··· Dataset extract ···

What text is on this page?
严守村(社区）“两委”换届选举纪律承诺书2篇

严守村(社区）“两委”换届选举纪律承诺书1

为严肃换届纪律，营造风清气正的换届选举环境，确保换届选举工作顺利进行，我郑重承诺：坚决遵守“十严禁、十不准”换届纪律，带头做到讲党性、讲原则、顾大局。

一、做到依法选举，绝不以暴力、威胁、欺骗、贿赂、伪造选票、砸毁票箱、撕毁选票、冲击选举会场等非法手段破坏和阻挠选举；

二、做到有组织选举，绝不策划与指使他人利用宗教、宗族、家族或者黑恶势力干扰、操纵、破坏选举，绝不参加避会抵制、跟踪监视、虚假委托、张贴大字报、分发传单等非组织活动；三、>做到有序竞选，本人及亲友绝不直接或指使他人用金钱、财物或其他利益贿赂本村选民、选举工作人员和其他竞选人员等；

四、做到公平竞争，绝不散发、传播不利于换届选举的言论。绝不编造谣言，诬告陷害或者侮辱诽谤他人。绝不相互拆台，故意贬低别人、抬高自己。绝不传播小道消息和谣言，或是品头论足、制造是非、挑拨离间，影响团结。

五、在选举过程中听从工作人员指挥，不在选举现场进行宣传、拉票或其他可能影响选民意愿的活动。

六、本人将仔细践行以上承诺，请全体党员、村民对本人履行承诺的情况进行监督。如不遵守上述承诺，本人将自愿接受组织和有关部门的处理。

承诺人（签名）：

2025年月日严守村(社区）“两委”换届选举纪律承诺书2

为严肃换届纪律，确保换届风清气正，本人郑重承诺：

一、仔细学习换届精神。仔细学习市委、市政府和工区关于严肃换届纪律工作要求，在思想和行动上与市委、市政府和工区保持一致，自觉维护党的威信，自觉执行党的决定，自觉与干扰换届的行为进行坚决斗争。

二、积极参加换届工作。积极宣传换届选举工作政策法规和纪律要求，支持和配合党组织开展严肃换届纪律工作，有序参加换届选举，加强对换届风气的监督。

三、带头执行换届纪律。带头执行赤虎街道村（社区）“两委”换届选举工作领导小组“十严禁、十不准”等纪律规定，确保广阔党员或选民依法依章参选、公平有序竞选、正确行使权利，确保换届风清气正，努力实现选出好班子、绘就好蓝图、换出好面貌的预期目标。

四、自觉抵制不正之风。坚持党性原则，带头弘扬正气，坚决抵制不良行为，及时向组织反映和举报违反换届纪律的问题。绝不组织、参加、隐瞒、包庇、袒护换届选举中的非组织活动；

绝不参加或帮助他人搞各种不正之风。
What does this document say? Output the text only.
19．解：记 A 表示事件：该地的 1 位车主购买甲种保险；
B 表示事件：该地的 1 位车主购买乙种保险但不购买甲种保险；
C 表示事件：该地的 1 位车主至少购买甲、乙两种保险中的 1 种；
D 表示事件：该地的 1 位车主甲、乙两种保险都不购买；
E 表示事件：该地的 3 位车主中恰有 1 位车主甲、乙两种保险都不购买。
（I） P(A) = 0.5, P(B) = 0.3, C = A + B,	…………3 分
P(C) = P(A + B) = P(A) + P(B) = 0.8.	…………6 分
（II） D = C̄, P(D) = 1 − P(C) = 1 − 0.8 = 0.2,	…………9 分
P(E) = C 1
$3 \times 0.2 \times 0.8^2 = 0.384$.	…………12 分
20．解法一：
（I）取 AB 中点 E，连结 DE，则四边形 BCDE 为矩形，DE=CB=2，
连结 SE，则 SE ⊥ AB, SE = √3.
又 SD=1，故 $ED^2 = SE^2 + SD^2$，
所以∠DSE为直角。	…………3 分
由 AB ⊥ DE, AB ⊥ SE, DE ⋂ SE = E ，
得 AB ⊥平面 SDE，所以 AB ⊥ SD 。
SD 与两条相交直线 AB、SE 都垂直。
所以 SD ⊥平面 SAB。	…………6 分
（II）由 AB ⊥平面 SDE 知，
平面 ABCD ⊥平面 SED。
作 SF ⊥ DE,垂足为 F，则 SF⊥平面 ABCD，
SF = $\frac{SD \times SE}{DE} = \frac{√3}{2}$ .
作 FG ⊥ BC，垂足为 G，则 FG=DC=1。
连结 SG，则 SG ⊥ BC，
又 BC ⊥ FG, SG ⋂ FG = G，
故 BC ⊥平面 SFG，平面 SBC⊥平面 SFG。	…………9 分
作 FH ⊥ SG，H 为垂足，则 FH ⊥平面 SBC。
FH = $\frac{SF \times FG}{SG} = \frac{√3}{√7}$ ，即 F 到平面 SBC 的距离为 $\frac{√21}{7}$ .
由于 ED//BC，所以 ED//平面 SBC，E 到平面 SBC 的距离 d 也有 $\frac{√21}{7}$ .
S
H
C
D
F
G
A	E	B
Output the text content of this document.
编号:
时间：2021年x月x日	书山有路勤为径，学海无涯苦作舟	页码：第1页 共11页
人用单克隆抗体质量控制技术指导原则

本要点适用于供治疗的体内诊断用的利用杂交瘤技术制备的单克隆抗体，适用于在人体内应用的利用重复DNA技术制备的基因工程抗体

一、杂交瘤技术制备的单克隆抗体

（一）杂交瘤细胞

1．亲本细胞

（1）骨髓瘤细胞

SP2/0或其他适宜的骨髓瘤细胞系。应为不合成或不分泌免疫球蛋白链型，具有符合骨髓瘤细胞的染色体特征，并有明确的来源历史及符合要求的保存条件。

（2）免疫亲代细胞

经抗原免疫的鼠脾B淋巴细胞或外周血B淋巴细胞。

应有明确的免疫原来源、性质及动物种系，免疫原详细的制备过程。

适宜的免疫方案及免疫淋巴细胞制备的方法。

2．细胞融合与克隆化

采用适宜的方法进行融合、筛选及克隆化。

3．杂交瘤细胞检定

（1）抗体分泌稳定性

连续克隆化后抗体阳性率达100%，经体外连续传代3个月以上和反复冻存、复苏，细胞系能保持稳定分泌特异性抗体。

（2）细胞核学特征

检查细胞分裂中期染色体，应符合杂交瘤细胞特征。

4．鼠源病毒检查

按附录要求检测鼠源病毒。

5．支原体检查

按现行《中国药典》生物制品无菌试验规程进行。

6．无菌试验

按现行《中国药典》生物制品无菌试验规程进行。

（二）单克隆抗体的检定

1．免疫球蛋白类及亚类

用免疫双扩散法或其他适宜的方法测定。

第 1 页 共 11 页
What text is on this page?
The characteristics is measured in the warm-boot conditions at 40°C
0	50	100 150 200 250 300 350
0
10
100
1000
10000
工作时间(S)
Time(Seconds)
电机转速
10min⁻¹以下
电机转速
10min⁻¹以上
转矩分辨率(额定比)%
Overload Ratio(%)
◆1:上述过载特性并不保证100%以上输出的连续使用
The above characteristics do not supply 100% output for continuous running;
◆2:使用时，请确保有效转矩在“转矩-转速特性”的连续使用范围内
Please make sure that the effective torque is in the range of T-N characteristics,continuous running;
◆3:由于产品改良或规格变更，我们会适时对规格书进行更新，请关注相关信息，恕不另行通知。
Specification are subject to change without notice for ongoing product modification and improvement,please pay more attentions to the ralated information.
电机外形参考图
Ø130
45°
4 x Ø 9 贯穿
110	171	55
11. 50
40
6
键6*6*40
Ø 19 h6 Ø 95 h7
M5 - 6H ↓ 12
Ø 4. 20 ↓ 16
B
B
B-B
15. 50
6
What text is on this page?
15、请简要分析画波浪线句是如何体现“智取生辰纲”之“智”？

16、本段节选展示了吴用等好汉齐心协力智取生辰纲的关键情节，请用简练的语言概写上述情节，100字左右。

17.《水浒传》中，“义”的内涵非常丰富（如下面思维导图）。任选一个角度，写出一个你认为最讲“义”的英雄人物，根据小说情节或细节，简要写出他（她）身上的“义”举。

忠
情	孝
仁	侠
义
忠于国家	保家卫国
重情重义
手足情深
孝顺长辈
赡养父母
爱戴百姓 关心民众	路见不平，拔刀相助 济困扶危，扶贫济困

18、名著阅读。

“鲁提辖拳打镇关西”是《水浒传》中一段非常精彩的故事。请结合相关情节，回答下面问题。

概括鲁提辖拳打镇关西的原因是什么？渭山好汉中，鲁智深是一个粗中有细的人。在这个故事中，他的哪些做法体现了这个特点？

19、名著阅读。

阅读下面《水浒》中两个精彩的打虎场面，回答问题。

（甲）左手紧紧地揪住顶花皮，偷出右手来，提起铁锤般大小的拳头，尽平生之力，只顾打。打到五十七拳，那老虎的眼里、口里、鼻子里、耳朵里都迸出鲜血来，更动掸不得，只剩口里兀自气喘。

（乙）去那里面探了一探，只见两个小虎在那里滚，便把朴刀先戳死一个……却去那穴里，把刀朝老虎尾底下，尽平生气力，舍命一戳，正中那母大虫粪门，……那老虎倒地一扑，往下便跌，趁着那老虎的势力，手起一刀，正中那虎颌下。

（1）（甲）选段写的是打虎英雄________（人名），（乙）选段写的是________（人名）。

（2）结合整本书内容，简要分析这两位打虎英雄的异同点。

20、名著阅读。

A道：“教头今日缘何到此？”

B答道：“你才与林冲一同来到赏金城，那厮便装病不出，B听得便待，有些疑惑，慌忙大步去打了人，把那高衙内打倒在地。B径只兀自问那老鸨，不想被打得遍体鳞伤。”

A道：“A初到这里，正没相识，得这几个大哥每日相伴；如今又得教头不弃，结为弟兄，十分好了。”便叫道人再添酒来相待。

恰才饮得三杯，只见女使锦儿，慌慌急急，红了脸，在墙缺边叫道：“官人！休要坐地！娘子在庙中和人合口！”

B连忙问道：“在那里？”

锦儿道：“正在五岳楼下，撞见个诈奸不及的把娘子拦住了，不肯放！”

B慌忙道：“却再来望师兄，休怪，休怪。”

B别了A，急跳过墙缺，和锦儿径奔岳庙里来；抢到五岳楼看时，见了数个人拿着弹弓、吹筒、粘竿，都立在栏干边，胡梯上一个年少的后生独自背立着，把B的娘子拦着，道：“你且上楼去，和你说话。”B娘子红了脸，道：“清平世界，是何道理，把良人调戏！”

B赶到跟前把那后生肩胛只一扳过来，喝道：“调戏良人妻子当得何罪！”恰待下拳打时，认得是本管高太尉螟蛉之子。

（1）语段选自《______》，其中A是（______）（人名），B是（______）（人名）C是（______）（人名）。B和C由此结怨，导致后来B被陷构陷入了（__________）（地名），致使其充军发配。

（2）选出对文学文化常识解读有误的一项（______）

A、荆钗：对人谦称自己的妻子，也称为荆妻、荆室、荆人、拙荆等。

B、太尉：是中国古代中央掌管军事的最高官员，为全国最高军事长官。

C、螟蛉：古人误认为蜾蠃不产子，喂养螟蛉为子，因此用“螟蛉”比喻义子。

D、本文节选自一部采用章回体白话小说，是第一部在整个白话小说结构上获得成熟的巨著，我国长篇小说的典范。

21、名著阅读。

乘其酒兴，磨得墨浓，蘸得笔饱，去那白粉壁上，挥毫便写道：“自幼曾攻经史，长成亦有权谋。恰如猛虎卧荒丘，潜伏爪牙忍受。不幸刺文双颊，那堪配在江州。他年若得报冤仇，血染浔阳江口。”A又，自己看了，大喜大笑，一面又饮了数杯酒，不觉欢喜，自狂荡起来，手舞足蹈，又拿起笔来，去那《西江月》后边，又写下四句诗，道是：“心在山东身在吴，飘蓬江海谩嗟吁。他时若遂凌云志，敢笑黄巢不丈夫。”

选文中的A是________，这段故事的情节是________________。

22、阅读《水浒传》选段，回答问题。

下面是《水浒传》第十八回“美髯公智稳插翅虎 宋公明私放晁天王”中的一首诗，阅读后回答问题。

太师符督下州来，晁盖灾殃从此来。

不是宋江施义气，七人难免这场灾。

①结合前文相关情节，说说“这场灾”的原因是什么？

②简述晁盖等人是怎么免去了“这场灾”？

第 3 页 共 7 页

···

§ **Exercise brief**
Scan the listing above. Gather each line that contains the word "frac".

§ **Output of the exercise**
SF = $\frac{SD \times SE}{DE} = \frac{√3}{2}$ .
FH = $\frac{SF \times FG}{SG} = \frac{√3}{√7}$ ，即 F 到平面 SBC 的距离为 $\frac{√21}{7}$ .
由于 ED//BC，所以 ED//平面 SBC，E 到平面 SBC 的距离 d 也有 $\frac{√21}{7}$ .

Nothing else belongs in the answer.